Identify each line holding the string "Reporter" and copy it.

* START INPUT RECORDS *

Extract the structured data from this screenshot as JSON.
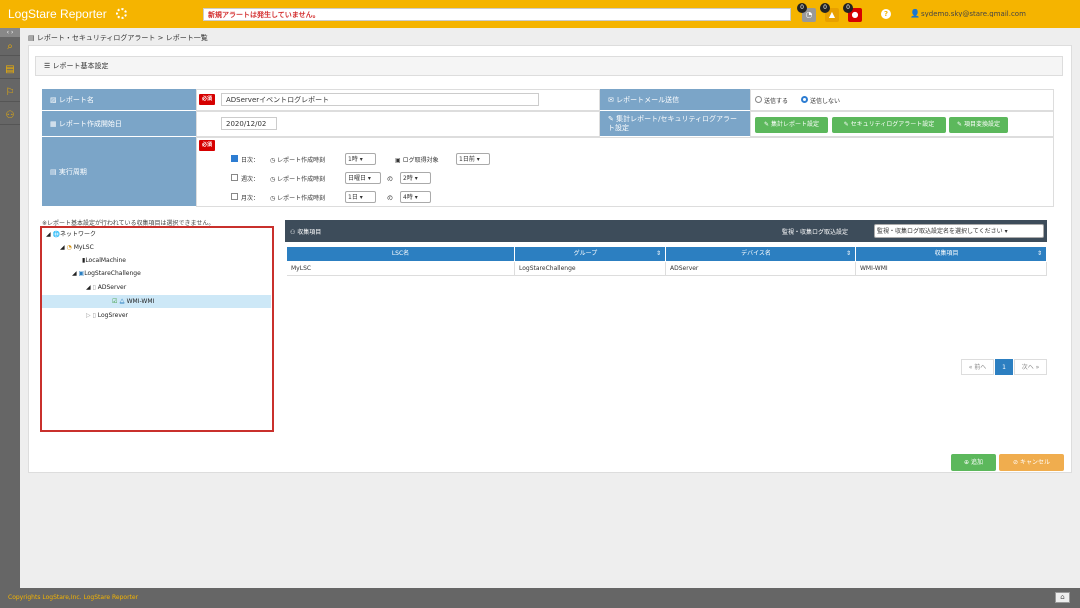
{
  "header": {
    "app_title": "LogStare Reporter",
    "alert_text": "新規アラートは発生していません。",
    "badges": [
      "0",
      "0",
      "0"
    ],
    "help": "?",
    "user_name": "sydemo.sky@stare.gmail.com"
  },
  "breadcrumb": "レポート・セキュリティログアラート > レポート一覧",
  "section_title": "レポート基本設定",
  "form": {
    "report_name_label": "レポート名",
    "required": "必須",
    "report_name_value": "ADServerイベントログレポート",
    "start_date_label": "レポート作成開始日",
    "start_date_value": "2020/12/02",
    "mail_label": "レポートメール送信",
    "mail_send": "送信する",
    "mail_nosend": "送信しない",
    "settings_label": "集計レポート/セキュリティログアラート設定",
    "btn_agg_report": "集計レポート設定",
    "btn_security_alert": "セキュリティログアラート設定",
    "btn_item_convert": "項目変換設定",
    "cycle_label": "実行周期",
    "daily": "日次：",
    "weekly": "週次：",
    "monthly": "月次：",
    "create_time": "レポート作成時刻",
    "daily_hour": "1時",
    "log_target": "ログ取得対象",
    "daily_target": "1日前",
    "weekly_day": "日曜日",
    "of": "の",
    "weekly_hour": "2時",
    "monthly_day": "1日",
    "monthly_hour": "4時"
  },
  "tree": {
    "note": "※レポート基本設定が行われている収集項目は選択できません。",
    "nodes": [
      "ネットワーク",
      "MyLSC",
      "LocalMachine",
      "LogStareChallenge",
      "ADServer",
      "WMI-WMI",
      "LogSrever"
    ]
  },
  "collect": {
    "title": "収集項目",
    "monitor_label": "監視・収集ログ取込設定",
    "monitor_select": "監視・収集ログ取込設定名を選択してください",
    "columns": [
      "LSC名",
      "グループ",
      "デバイス名",
      "収集項目"
    ],
    "rows": [
      [
        "MyLSC",
        "LogStareChallenge",
        "ADServer",
        "WMI-WMI"
      ]
    ],
    "prev": "« 前へ",
    "page": "1",
    "next": "次へ »"
  },
  "actions": {
    "add": "追加",
    "cancel": "キャンセル"
  },
  "footer": "Copyrights LogStare,Inc.  LogStare Reporter",
  "colors": {
    "header": "#f5b400",
    "label_blue": "#7ba5c8",
    "table_head": "#2c7fc1",
    "green": "#5cb85c",
    "orange": "#f0ad4e",
    "required": "#d60000"
  }
}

* END INPUT RECORDS *

### ANSWER
    "app_title": "LogStare Reporter",
  "footer": "Copyrights LogStare,Inc.  LogStare Reporter",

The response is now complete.